TASK DIRECTIONS —
Copy every line in which the string "JSON" occurs.

RECORDS SUPPLIED —

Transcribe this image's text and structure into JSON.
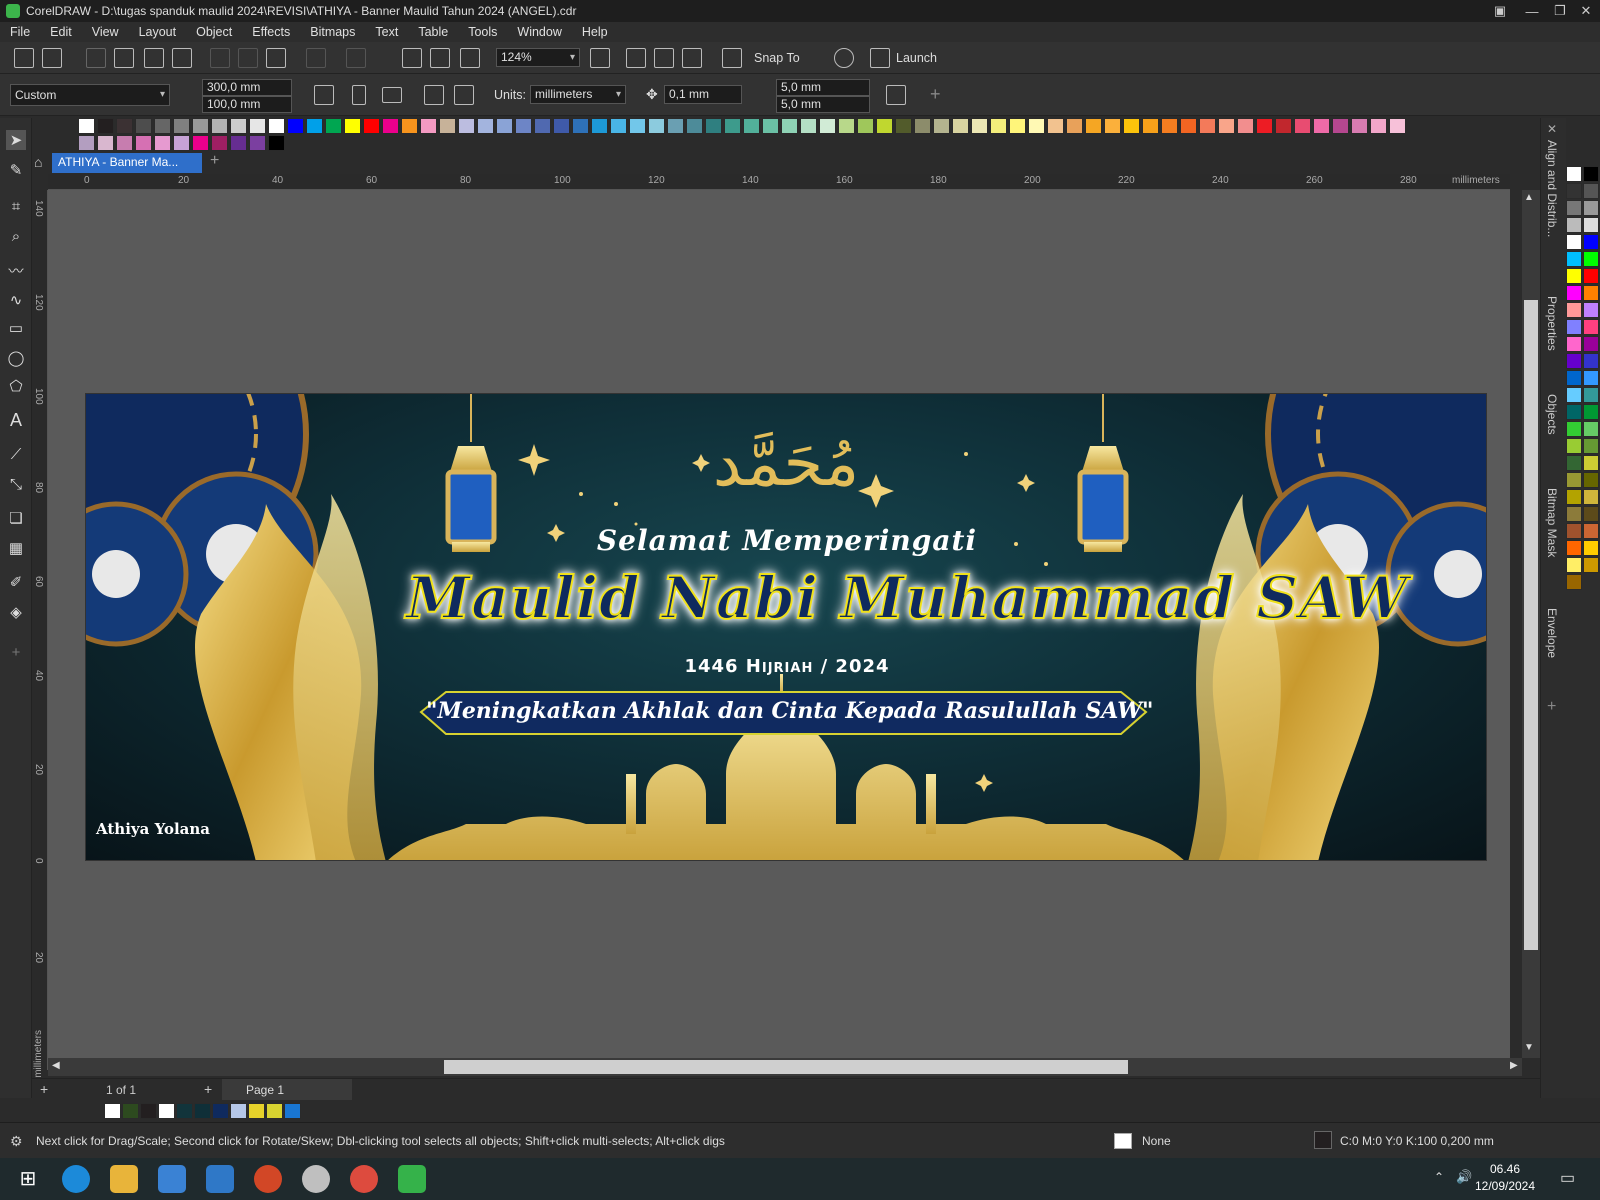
{
  "window": {
    "title": "CorelDRAW - D:\\tugas spanduk maulid 2024\\REVISI\\ATHIYA - Banner Maulid Tahun 2024 (ANGEL).cdr"
  },
  "menu": [
    "File",
    "Edit",
    "View",
    "Layout",
    "Object",
    "Effects",
    "Bitmaps",
    "Text",
    "Table",
    "Tools",
    "Window",
    "Help"
  ],
  "toolbar": {
    "zoom": "124%",
    "snap_to": "Snap To",
    "launch": "Launch"
  },
  "property_bar": {
    "page_size": "Custom",
    "width": "300,0 mm",
    "height": "100,0 mm",
    "units_label": "Units:",
    "units": "millimeters",
    "nudge": "0,1 mm",
    "dup_x": "5,0 mm",
    "dup_y": "5,0 mm"
  },
  "tabs": {
    "document": "ATHIYA - Banner Ma..."
  },
  "rulers": {
    "h_unit": "millimeters",
    "h_ticks": [
      "0",
      "20",
      "40",
      "60",
      "80",
      "100",
      "120",
      "140",
      "160",
      "180",
      "200",
      "220",
      "240",
      "260",
      "280"
    ],
    "v_ticks": [
      "140",
      "120",
      "100",
      "80",
      "60",
      "40",
      "20",
      "0",
      "20"
    ],
    "v_unit": "millimeters"
  },
  "banner": {
    "arabic": "مُحَمَّد",
    "line1": "Selamat Memperingati",
    "line2": "Maulid Nabi Muhammad SAW",
    "line3": "1446 Hijriah / 2024",
    "quote": "\"Meningkatkan Akhlak dan Cinta Kepada Rasulullah SAW\"",
    "author": "Athiya Yolana"
  },
  "pagebar": {
    "counter": "1 of 1",
    "page_tab": "Page 1"
  },
  "status": {
    "hint": "Next click for Drag/Scale; Second click for Rotate/Skew; Dbl-clicking tool selects all objects; Shift+click multi-selects; Alt+click digs",
    "fill": "None",
    "outline": "C:0 M:0 Y:0 K:100  0,200 mm"
  },
  "dockers": [
    "Align and Distrib...",
    "Properties",
    "Objects",
    "Bitmap Mask",
    "Envelope"
  ],
  "taskbar": {
    "time": "06.46",
    "date": "12/09/2024"
  },
  "colors": {
    "accent": "#2f6fca",
    "gold": "#e0b84a",
    "navy": "#0f2a5e"
  }
}
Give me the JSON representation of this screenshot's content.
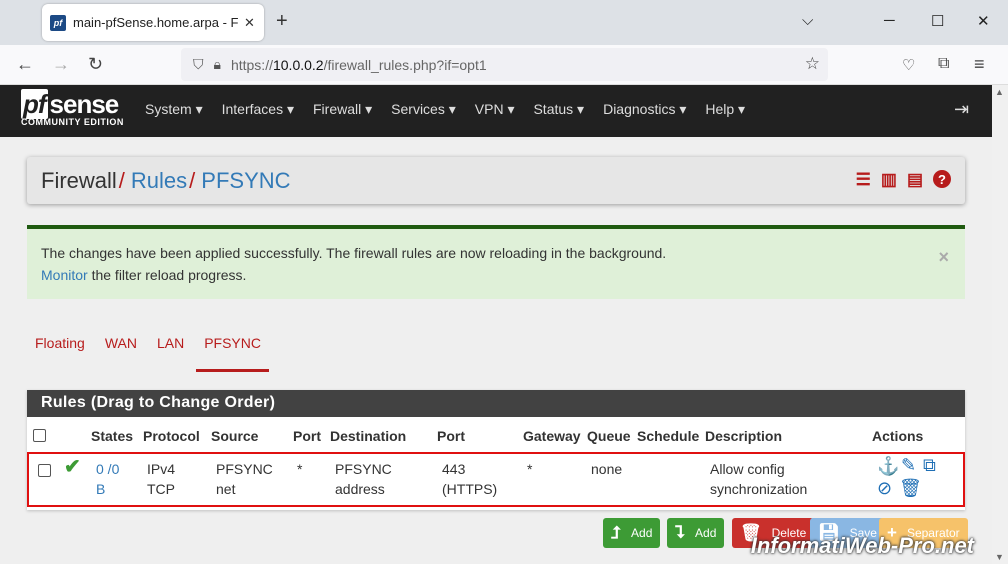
{
  "browser": {
    "tab_title": "main-pfSense.home.arpa - Fire",
    "favicon_text": "pf",
    "url_prefix": "https://",
    "url_host": "10.0.0.2",
    "url_path": "/firewall_rules.php?if=opt1"
  },
  "brand": {
    "logo_pf": "pf",
    "logo_sense": "sense",
    "edition": "COMMUNITY EDITION"
  },
  "menu": [
    "System ▾",
    "Interfaces ▾",
    "Firewall ▾",
    "Services ▾",
    "VPN ▾",
    "Status ▾",
    "Diagnostics ▾",
    "Help ▾"
  ],
  "breadcrumb": {
    "root": "Firewall",
    "level1": "Rules",
    "level2": "PFSYNC",
    "separator": "/"
  },
  "alert": {
    "line1": "The changes have been applied successfully. The firewall rules are now reloading in the background.",
    "link": "Monitor",
    "line2_rest": " the filter reload progress."
  },
  "tabs": [
    "Floating",
    "WAN",
    "LAN",
    "PFSYNC"
  ],
  "active_tab": "PFSYNC",
  "rules_panel": {
    "title": "Rules (Drag to Change Order)",
    "columns": [
      "States",
      "Protocol",
      "Source",
      "Port",
      "Destination",
      "Port",
      "Gateway",
      "Queue",
      "Schedule",
      "Description",
      "Actions"
    ],
    "rows": [
      {
        "states_1": "0 /0",
        "states_2": "B",
        "protocol_1": "IPv4",
        "protocol_2": "TCP",
        "source_1": "PFSYNC",
        "source_2": "net",
        "source_port": "*",
        "destination_1": "PFSYNC",
        "destination_2": "address",
        "dest_port_1": "443",
        "dest_port_2": "(HTTPS)",
        "gateway": "*",
        "queue": "none",
        "schedule": "",
        "description_1": "Allow config",
        "description_2": "synchronization"
      }
    ]
  },
  "buttons": {
    "add_top": "Add",
    "add_bottom": "Add",
    "delete": "Delete",
    "save": "Save",
    "separator": "Separator"
  },
  "watermark": "InformatiWeb-Pro.net",
  "colors": {
    "nav_bg": "#212121",
    "accent_red": "#b71c1c",
    "link_blue": "#337ab7",
    "success_bg": "#dff0d8",
    "highlight_box": "#e01010"
  }
}
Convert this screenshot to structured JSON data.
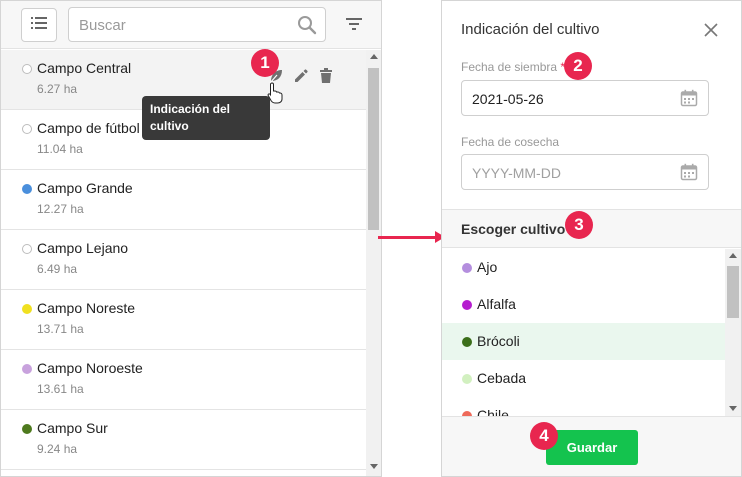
{
  "left": {
    "search_placeholder": "Buscar",
    "tooltip": {
      "line1": "Indicación del",
      "line2": "cultivo"
    },
    "fields": [
      {
        "name": "Campo Central",
        "area": "6.27 ha",
        "color": "",
        "selected": true
      },
      {
        "name": "Campo de fútbol",
        "area": "11.04 ha",
        "color": ""
      },
      {
        "name": "Campo Grande",
        "area": "12.27 ha",
        "color": "#4a8fdc"
      },
      {
        "name": "Campo Lejano",
        "area": "6.49 ha",
        "color": ""
      },
      {
        "name": "Campo Noreste",
        "area": "13.71 ha",
        "color": "#f0e020"
      },
      {
        "name": "Campo Noroeste",
        "area": "13.61 ha",
        "color": "#c8a2dd"
      },
      {
        "name": "Campo Sur",
        "area": "9.24 ha",
        "color": "#4e7a1e"
      }
    ]
  },
  "right": {
    "title": "Indicación del cultivo",
    "sowing_label": "Fecha de siembra",
    "required_mark": "*",
    "sowing_value": "2021-05-26",
    "harvest_label": "Fecha de cosecha",
    "harvest_placeholder": "YYYY-MM-DD",
    "choose_crop": "Escoger cultivo",
    "crops": [
      {
        "name": "Ajo",
        "color": "#b48ede"
      },
      {
        "name": "Alfalfa",
        "color": "#b51dcf"
      },
      {
        "name": "Brócoli",
        "color": "#3b6e1a"
      },
      {
        "name": "Cebada",
        "color": "#d2f0c0"
      },
      {
        "name": "Chile",
        "color": "#ee6a5a"
      }
    ],
    "save_label": "Guardar"
  },
  "badges": [
    "1",
    "2",
    "3",
    "4"
  ],
  "colors": {
    "accent": "#e8264f",
    "save": "#14c34e",
    "highlight": "#eaf7ee"
  }
}
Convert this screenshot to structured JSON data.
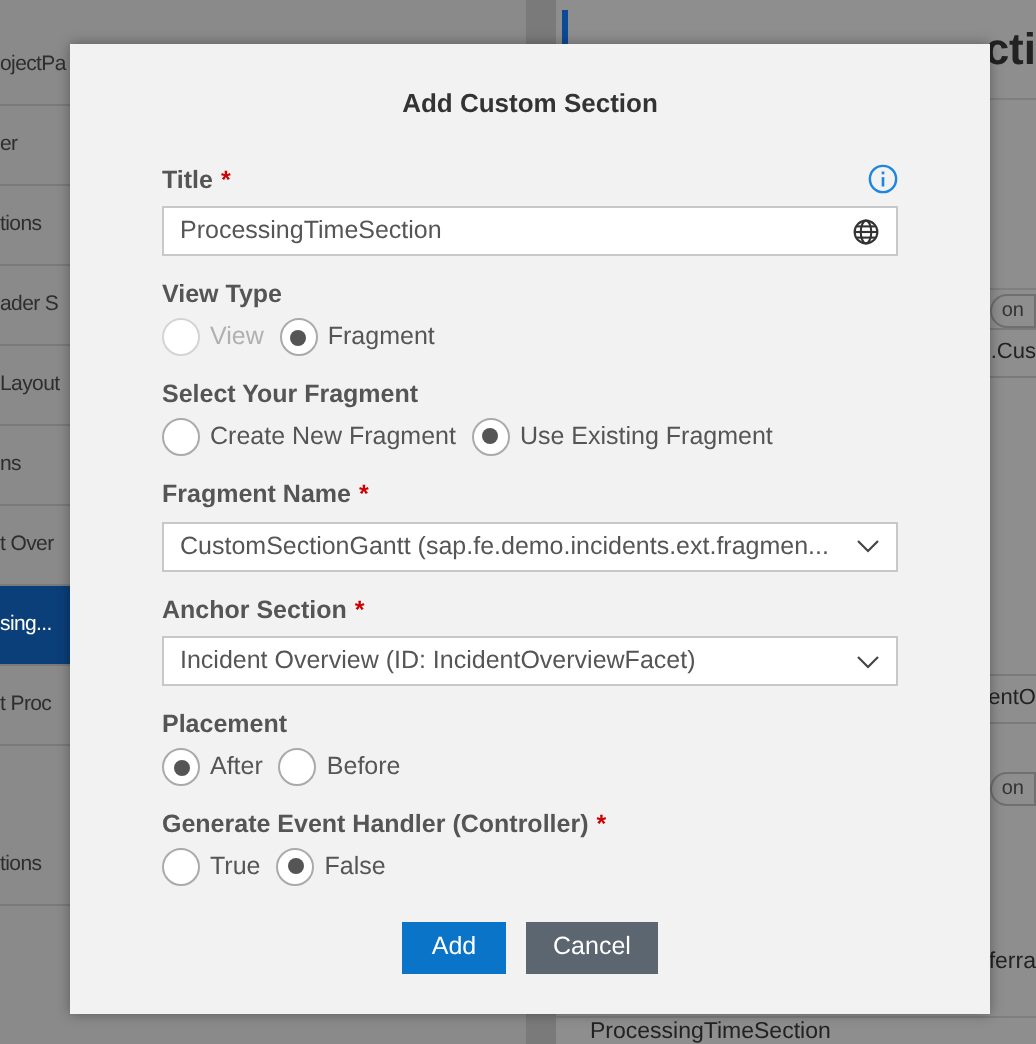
{
  "background": {
    "sidebar": {
      "items": [
        {
          "label": "ojectPa",
          "selected": false
        },
        {
          "label": "er",
          "selected": false
        },
        {
          "label": "tions",
          "selected": false
        },
        {
          "label": "ader S",
          "selected": false
        },
        {
          "label": "Layout",
          "selected": false
        },
        {
          "label": "ns",
          "selected": false
        },
        {
          "label": "t Over",
          "selected": false
        },
        {
          "label": "sing...",
          "selected": true
        },
        {
          "label": "t Proc",
          "selected": false
        },
        {
          "label": "tions",
          "selected": false
        }
      ]
    },
    "content": {
      "heading": "cti",
      "items": [
        {
          "kind": "pill",
          "text": "on"
        },
        {
          "kind": "field",
          "text": ".Cus"
        },
        {
          "kind": "field",
          "text": "entO"
        },
        {
          "kind": "pill",
          "text": "on"
        },
        {
          "kind": "plain",
          "text": "ferra"
        }
      ],
      "bottom_text": "ProcessingTimeSection"
    }
  },
  "dialog": {
    "title": "Add Custom Section",
    "fields": [
      {
        "kind": "text",
        "label": "Title",
        "required_mark": "*",
        "value": "ProcessingTimeSection"
      },
      {
        "kind": "radio",
        "label": "View Type",
        "options": [
          {
            "label": "View",
            "selected": false,
            "disabled": true
          },
          {
            "label": "Fragment",
            "selected": true,
            "disabled": false
          }
        ]
      },
      {
        "kind": "radio",
        "label": "Select Your Fragment",
        "options": [
          {
            "label": "Create New Fragment",
            "selected": false,
            "disabled": false
          },
          {
            "label": "Use Existing Fragment",
            "selected": true,
            "disabled": false
          }
        ]
      },
      {
        "kind": "select",
        "label": "Fragment Name",
        "required_mark": "*",
        "value": "CustomSectionGantt (sap.fe.demo.incidents.ext.fragmen..."
      },
      {
        "kind": "select",
        "label": "Anchor Section",
        "required_mark": "*",
        "value": "Incident Overview (ID: IncidentOverviewFacet)"
      },
      {
        "kind": "radio",
        "label": "Placement",
        "options": [
          {
            "label": "After",
            "selected": true,
            "disabled": false
          },
          {
            "label": "Before",
            "selected": false,
            "disabled": false
          }
        ]
      },
      {
        "kind": "radio",
        "label": "Generate Event Handler (Controller)",
        "required_mark": "*",
        "options": [
          {
            "label": "True",
            "selected": false,
            "disabled": false
          },
          {
            "label": "False",
            "selected": true,
            "disabled": false
          }
        ]
      }
    ],
    "buttons": [
      {
        "label": "Add",
        "kind": "primary"
      },
      {
        "label": "Cancel",
        "kind": "secondary"
      }
    ]
  }
}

ANSWER FOR THIS EXERCISE —
Transcribe this image's text and structure into JSON.
Give me the JSON representation of this screenshot's content.
Convert this screenshot to structured JSON data.
Convert this screenshot to structured JSON data.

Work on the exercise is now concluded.